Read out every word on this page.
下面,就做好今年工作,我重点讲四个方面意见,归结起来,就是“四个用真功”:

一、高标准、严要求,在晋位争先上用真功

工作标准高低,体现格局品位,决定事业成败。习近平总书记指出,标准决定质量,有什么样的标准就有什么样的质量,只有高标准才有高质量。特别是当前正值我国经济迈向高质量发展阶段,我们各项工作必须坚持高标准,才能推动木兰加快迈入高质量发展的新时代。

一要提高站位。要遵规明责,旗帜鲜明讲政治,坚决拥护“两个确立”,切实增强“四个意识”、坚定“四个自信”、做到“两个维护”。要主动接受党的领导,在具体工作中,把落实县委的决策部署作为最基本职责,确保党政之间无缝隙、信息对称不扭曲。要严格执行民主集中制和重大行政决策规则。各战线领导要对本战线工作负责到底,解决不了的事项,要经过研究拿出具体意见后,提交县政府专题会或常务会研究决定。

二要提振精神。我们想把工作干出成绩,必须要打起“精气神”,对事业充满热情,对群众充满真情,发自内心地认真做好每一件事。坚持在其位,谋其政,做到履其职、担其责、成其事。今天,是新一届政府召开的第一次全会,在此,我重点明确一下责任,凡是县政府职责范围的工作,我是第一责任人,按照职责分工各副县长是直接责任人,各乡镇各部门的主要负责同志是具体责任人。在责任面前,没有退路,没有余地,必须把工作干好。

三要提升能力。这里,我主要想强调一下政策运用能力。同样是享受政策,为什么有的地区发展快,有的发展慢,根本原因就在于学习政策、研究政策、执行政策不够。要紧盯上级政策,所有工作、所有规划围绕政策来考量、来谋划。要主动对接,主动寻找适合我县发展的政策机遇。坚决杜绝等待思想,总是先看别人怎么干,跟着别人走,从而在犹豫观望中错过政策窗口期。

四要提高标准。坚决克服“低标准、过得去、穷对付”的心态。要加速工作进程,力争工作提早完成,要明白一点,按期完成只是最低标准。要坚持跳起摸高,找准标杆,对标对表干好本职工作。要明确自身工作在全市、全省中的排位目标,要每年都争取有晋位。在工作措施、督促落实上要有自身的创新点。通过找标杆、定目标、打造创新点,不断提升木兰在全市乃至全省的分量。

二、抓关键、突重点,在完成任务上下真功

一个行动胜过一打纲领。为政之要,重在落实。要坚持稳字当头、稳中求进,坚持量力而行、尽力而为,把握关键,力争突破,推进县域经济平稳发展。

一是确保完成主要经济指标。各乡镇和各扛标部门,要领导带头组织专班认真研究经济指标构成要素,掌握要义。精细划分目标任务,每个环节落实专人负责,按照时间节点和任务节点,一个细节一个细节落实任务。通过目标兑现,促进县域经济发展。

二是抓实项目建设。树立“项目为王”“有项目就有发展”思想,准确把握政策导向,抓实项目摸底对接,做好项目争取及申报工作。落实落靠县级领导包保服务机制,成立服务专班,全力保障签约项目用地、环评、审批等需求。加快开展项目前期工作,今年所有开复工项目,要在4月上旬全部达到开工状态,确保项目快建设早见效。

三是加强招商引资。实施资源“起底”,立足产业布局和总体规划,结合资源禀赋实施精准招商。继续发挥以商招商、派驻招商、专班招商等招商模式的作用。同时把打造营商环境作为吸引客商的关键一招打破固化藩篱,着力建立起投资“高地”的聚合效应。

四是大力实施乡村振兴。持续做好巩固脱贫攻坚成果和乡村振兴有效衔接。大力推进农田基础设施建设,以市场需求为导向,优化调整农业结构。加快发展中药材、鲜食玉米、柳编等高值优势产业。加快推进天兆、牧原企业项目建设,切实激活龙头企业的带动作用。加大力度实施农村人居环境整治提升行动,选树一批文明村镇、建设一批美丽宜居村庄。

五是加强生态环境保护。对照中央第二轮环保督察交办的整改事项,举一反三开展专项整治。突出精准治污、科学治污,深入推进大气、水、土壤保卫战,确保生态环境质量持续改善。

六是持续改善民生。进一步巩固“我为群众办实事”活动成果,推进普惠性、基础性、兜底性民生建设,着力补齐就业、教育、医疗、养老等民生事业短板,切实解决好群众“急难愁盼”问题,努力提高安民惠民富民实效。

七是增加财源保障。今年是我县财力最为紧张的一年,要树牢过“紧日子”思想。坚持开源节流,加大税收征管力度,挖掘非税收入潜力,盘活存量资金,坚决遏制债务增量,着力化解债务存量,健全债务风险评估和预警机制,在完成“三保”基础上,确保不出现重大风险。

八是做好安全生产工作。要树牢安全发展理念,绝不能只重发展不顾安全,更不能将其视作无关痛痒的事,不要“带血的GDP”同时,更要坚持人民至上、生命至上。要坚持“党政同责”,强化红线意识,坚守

==

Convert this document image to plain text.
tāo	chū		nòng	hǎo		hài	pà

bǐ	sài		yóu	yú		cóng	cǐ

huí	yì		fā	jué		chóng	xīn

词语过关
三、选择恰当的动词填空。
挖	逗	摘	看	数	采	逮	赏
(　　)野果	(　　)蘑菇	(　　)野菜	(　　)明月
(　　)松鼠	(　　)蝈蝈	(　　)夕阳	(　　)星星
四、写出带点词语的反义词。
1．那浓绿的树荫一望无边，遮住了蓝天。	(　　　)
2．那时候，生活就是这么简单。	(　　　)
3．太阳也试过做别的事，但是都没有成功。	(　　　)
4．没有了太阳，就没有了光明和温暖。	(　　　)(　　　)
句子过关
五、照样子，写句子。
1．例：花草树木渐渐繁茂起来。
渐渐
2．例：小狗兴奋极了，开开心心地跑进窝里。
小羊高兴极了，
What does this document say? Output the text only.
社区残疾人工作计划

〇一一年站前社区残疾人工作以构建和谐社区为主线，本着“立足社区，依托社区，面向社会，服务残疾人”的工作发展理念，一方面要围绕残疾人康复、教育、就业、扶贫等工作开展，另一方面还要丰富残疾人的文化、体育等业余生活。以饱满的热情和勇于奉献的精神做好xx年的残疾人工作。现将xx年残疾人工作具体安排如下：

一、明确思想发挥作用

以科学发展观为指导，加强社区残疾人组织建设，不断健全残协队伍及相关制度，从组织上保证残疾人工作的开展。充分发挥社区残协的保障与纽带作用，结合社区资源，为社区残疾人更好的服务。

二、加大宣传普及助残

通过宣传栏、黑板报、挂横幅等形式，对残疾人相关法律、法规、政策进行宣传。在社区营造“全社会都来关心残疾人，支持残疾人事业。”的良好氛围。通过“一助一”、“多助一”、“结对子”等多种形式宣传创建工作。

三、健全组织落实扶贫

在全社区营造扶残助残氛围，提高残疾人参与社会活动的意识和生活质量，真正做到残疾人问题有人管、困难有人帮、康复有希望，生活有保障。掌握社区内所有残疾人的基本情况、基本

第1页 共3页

• _Your instructions_:
Your answer should be a single number: the count of lines that contain "document".

• _The output_:
2